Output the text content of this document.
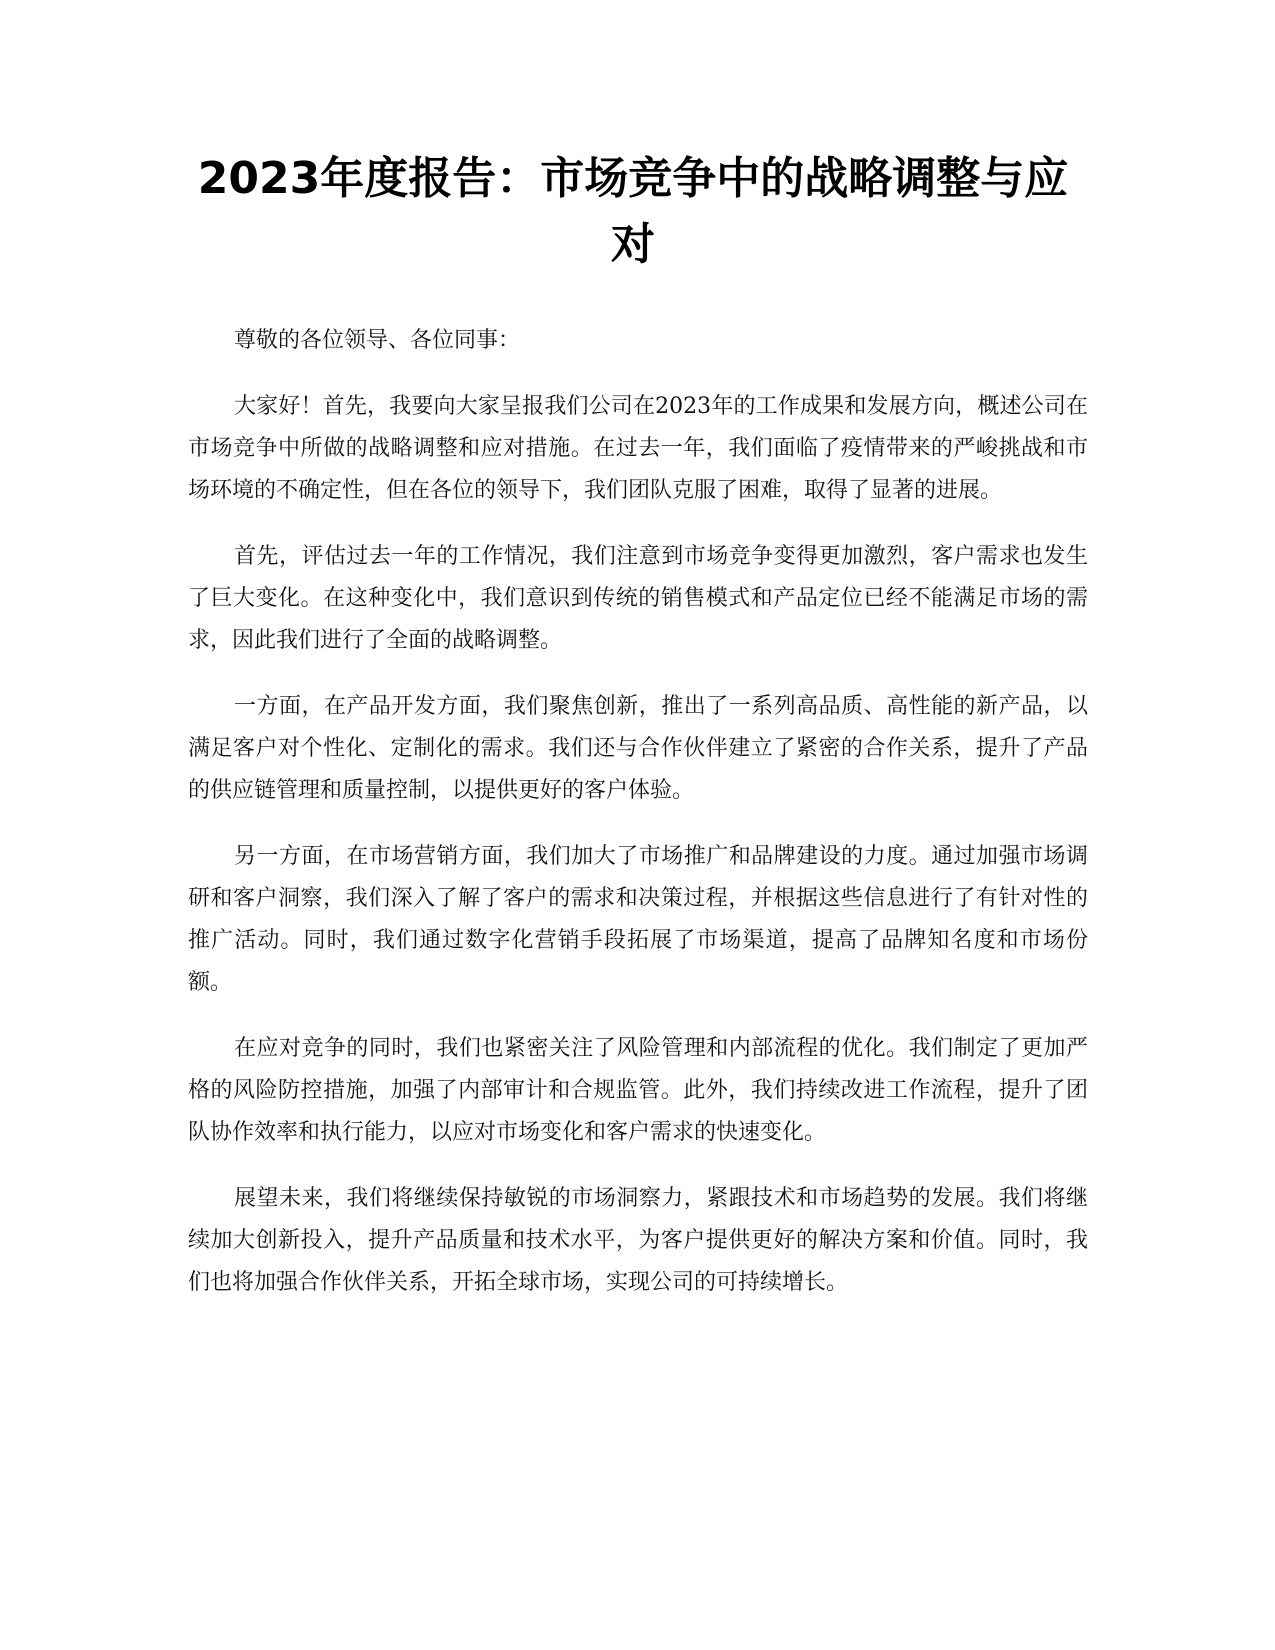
2023年度报告：市场竞争中的战略调整与应对

尊敬的各位领导、各位同事：

大家好！首先，我要向大家呈报我们公司在2023年的工作成果和发展方向，概述公司在市场竞争中所做的战略调整和应对措施。在过去一年，我们面临了疫情带来的严峻挑战和市场环境的不确定性，但在各位的领导下，我们团队克服了困难，取得了显著的进展。

首先，评估过去一年的工作情况，我们注意到市场竞争变得更加激烈，客户需求也发生了巨大变化。在这种变化中，我们意识到传统的销售模式和产品定位已经不能满足市场的需求，因此我们进行了全面的战略调整。

一方面，在产品开发方面，我们聚焦创新，推出了一系列高品质、高性能的新产品，以满足客户对个性化、定制化的需求。我们还与合作伙伴建立了紧密的合作关系，提升了产品的供应链管理和质量控制，以提供更好的客户体验。

另一方面，在市场营销方面，我们加大了市场推广和品牌建设的力度。通过加强市场调研和客户洞察，我们深入了解了客户的需求和决策过程，并根据这些信息进行了有针对性的推广活动。同时，我们通过数字化营销手段拓展了市场渠道，提高了品牌知名度和市场份额。

在应对竞争的同时，我们也紧密关注了风险管理和内部流程的优化。我们制定了更加严格的风险防控措施，加强了内部审计和合规监管。此外，我们持续改进工作流程，提升了团队协作效率和执行能力，以应对市场变化和客户需求的快速变化。

展望未来，我们将继续保持敏锐的市场洞察力，紧跟技术和市场趋势的发展。我们将继续加大创新投入，提升产品质量和技术水平，为客户提供更好的解决方案和价值。同时，我们也将加强合作伙伴关系，开拓全球市场，实现公司的可持续增长。
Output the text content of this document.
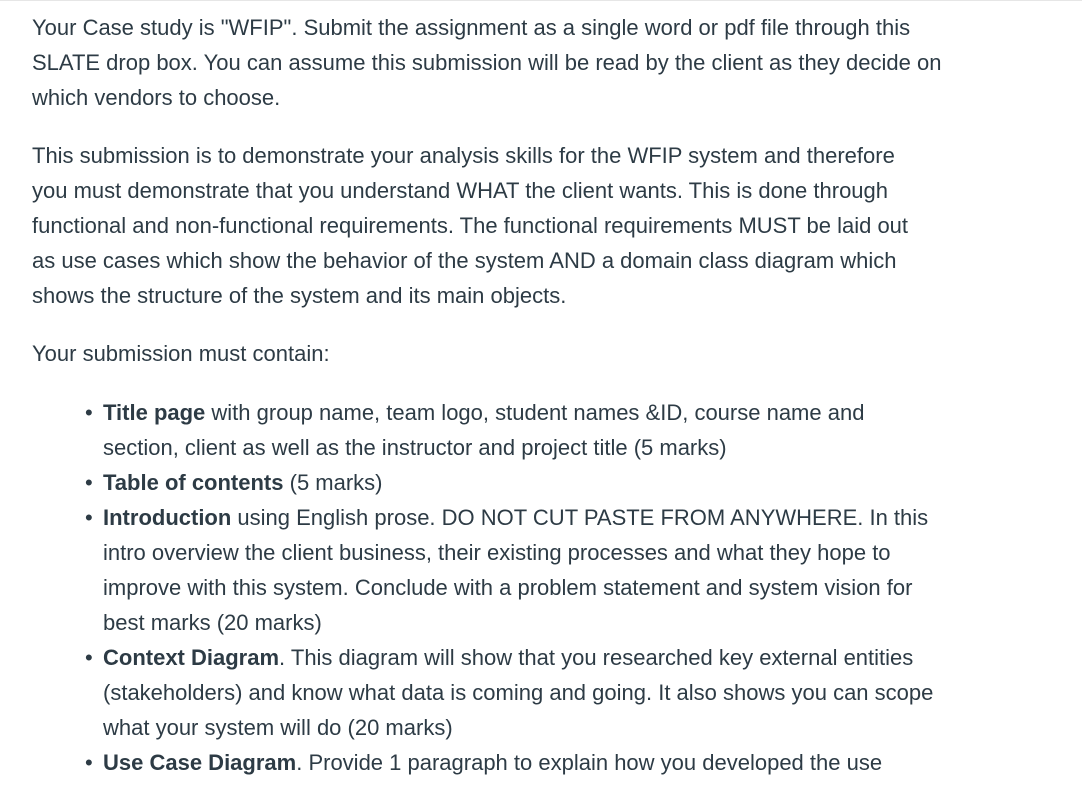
Your Case study is "WFIP". Submit the assignment as a single word or pdf file through this SLATE drop box. You can assume this submission will be read by the client as they decide on which vendors to choose.

This submission is to demonstrate your analysis skills for the WFIP system and therefore you must demonstrate that you understand WHAT the client wants. This is done through functional and non-functional requirements. The functional requirements MUST be laid out as use cases which show the behavior of the system AND a domain class diagram which shows the structure of the system and its main objects.

Your submission must contain:

• Title page with group name, team logo, student names &ID, course name and section, client as well as the instructor and project title (5 marks)
• Table of contents (5 marks)
• Introduction using English prose. DO NOT CUT PASTE FROM ANYWHERE. In this intro overview the client business, their existing processes and what they hope to improve with this system. Conclude with a problem statement and system vision for best marks (20 marks)
• Context Diagram. This diagram will show that you researched key external entities (stakeholders) and know what data is coming and going. It also shows you can scope what your system will do (20 marks)
• Use Case Diagram. Provide 1 paragraph to explain how you developed the use
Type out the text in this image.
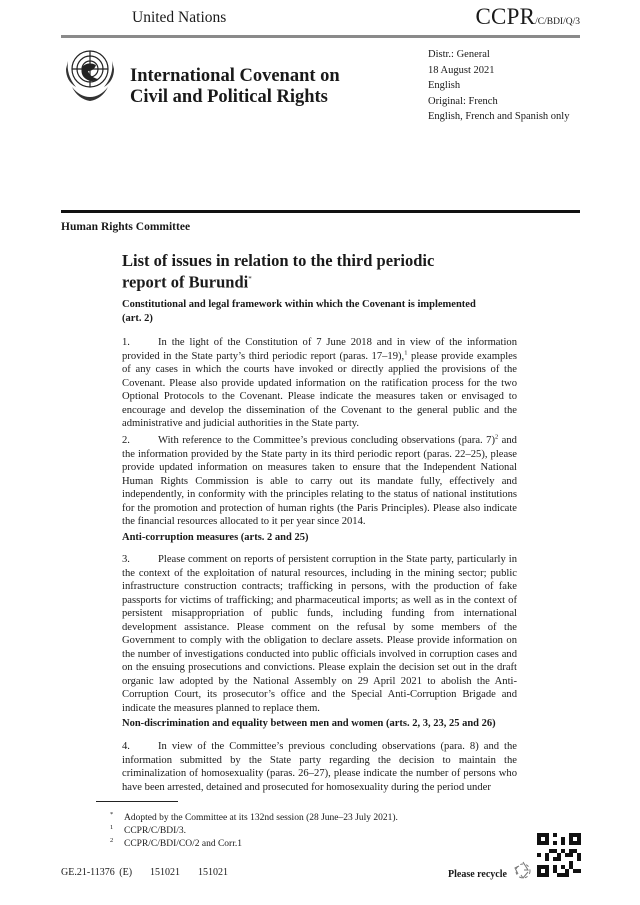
United Nations	CCPR/C/BDI/Q/3
International Covenant on
Civil and Political Rights
Distr.: General
18 August 2021
English
Original: French
English, French and Spanish only
Human Rights Committee
List of issues in relation to the third periodic report of Burundi*
Constitutional and legal framework within which the Covenant is implemented (art. 2)
1.	In the light of the Constitution of 7 June 2018 and in view of the information provided in the State party’s third periodic report (paras. 17–19),$^1$ please provide examples of any cases in which the courts have invoked or directly applied the provisions of the Covenant. Please also provide updated information on the ratification process for the two Optional Protocols to the Covenant. Please indicate the measures taken or envisaged to encourage and develop the dissemination of the Covenant to the general public and the administrative and judicial authorities in the State party.
2.	With reference to the Committee’s previous concluding observations (para. 7)$^2$ and the information provided by the State party in its third periodic report (paras. 22–25), please provide updated information on measures taken to ensure that the Independent National Human Rights Commission is able to carry out its mandate fully, effectively and independently, in conformity with the principles relating to the status of national institutions for the promotion and protection of human rights (the Paris Principles). Please also indicate the financial resources allocated to it per year since 2014.
Anti-corruption measures (arts. 2 and 25)
3.	Please comment on reports of persistent corruption in the State party, particularly in the context of the exploitation of natural resources, including in the mining sector; public infrastructure construction contracts; trafficking in persons, with the production of fake passports for victims of trafficking; and pharmaceutical imports; as well as in the context of persistent misappropriation of public funds, including funding from international development assistance. Please comment on the refusal by some members of the Government to comply with the obligation to declare assets. Please provide information on the number of investigations conducted into public officials involved in corruption cases and on the ensuing prosecutions and convictions. Please explain the decision set out in the draft organic law adopted by the National Assembly on 29 April 2021 to abolish the Anti-Corruption Court, its prosecutor’s office and the Special Anti-Corruption Brigade and indicate the measures planned to replace them.
Non-discrimination and equality between men and women (arts. 2, 3, 23, 25 and 26)
4.	In view of the Committee’s previous concluding observations (para. 8) and the information submitted by the State party regarding the decision to maintain the criminalization of homosexuality (paras. 26–27), please indicate the number of persons who have been arrested, detained and prosecuted for homosexuality during the period under
* Adopted by the Committee at its 132nd session (28 June–23 July 2021).
1 CCPR/C/BDI/3.
2 CCPR/C/BDI/CO/2 and Corr.1
GE.21-11376 (E)    151021    151021	Please recycle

WHAT YOU NEED TO DO:
Return all the entries word for word, but omit any pictures they contain.

ANSWER TO THIS EXERCISE:
Output the text content of this document.
2023年度报告：市场竞争中的战略调整与应对

尊敬的各位领导、各位同事：

大家好！首先，我要向大家呈报我们公司在2023年的工作成果和发展方向，概述公司在市场竞争中所做的战略调整和应对措施。在过去一年，我们面临了疫情带来的严峻挑战和市场环境的不确定性，但在各位的领导下，我们团队克服了困难，取得了显著的进展。

首先，评估过去一年的工作情况，我们注意到市场竞争变得更加激烈，客户需求也发生了巨大变化。在这种变化中，我们意识到传统的销售模式和产品定位已经不能满足市场的需求，因此我们进行了全面的战略调整。

一方面，在产品开发方面，我们聚焦创新，推出了一系列高品质、高性能的新产品，以满足客户对个性化、定制化的需求。我们还与合作伙伴建立了紧密的合作关系，提升了产品的供应链管理和质量控制，以提供更好的客户体验。

另一方面，在市场营销方面，我们加大了市场推广和品牌建设的力度。通过加强市场调研和客户洞察，我们深入了解了客户的需求和决策过程，并根据这些信息进行了有针对性的推广活动。同时，我们通过数字化营销手段拓展了市场渠道，提高了品牌知名度和市场份额。

在应对竞争的同时，我们也紧密关注了风险管理和内部流程的优化。我们制定了更加严格的风险防控措施，加强了内部审计和合规监管。此外，我们持续改进工作流程，提升了团队协作效率和执行能力，以应对市场变化和客户需求的快速变化。

展望未来，我们将继续保持敏锐的市场洞察力，紧跟技术和市场趋势的发展。我们将继续加大创新投入，提升产品质量和技术水平，为客户提供更好的解决方案和价值。同时，我们也将加强合作伙伴关系，开拓全球市场，实现公司的可持续增长。
Output the text content of this document.
Your Case study is "WFIP". Submit the assignment as a single word or pdf file through this SLATE drop box. You can assume this submission will be read by the client as they decide on which vendors to choose.

This submission is to demonstrate your analysis skills for the WFIP system and therefore you must demonstrate that you understand WHAT the client wants. This is done through functional and non-functional requirements. The functional requirements MUST be laid out as use cases which show the behavior of the system AND a domain class diagram which shows the structure of the system and its main objects.

Your submission must contain:

• Title page with group name, team logo, student names &ID, course name and section, client as well as the instructor and project title (5 marks)
• Table of contents (5 marks)
• Introduction using English prose. DO NOT CUT PASTE FROM ANYWHERE. In this intro overview the client business, their existing processes and what they hope to improve with this system. Conclude with a problem statement and system vision for best marks (20 marks)
• Context Diagram. This diagram will show that you researched key external entities (stakeholders) and know what data is coming and going. It also shows you can scope what your system will do (20 marks)
• Use Case Diagram. Provide 1 paragraph to explain how you developed the use
Type out the text in this image.
United Nations	CCPR/C/BDI/Q/3
International Covenant on
Civil and Political Rights
Distr.: General
18 August 2021
English
Original: French
English, French and Spanish only
Human Rights Committee
List of issues in relation to the third periodic report of Burundi*
Constitutional and legal framework within which the Covenant is implemented (art. 2)
1.	In the light of the Constitution of 7 June 2018 and in view of the information provided in the State party’s third periodic report (paras. 17–19),$^1$ please provide examples of any cases in which the courts have invoked or directly applied the provisions of the Covenant. Please also provide updated information on the ratification process for the two Optional Protocols to the Covenant. Please indicate the measures taken or envisaged to encourage and develop the dissemination of the Covenant to the general public and the administrative and judicial authorities in the State party.
2.	With reference to the Committee’s previous concluding observations (para. 7)$^2$ and the information provided by the State party in its third periodic report (paras. 22–25), please provide updated information on measures taken to ensure that the Independent National Human Rights Commission is able to carry out its mandate fully, effectively and independently, in conformity with the principles relating to the status of national institutions for the promotion and protection of human rights (the Paris Principles). Please also indicate the financial resources allocated to it per year since 2014.
Anti-corruption measures (arts. 2 and 25)
3.	Please comment on reports of persistent corruption in the State party, particularly in the context of the exploitation of natural resources, including in the mining sector; public infrastructure construction contracts; trafficking in persons, with the production of fake passports for victims of trafficking; and pharmaceutical imports; as well as in the context of persistent misappropriation of public funds, including funding from international development assistance. Please comment on the refusal by some members of the Government to comply with the obligation to declare assets. Please provide information on the number of investigations conducted into public officials involved in corruption cases and on the ensuing prosecutions and convictions. Please explain the decision set out in the draft organic law adopted by the National Assembly on 29 April 2021 to abolish the Anti-Corruption Court, its prosecutor’s office and the Special Anti-Corruption Brigade and indicate the measures planned to replace them.
Non-discrimination and equality between men and women (arts. 2, 3, 23, 25 and 26)
4.	In view of the Committee’s previous concluding observations (para. 8) and the information submitted by the State party regarding the decision to maintain the criminalization of homosexuality (paras. 26–27), please indicate the number of persons who have been arrested, detained and prosecuted for homosexuality during the period under
* Adopted by the Committee at its 132nd session (28 June–23 July 2021).
1 CCPR/C/BDI/3.
2 CCPR/C/BDI/CO/2 and Corr.1
GE.21-11376 (E)    151021    151021	Please recycle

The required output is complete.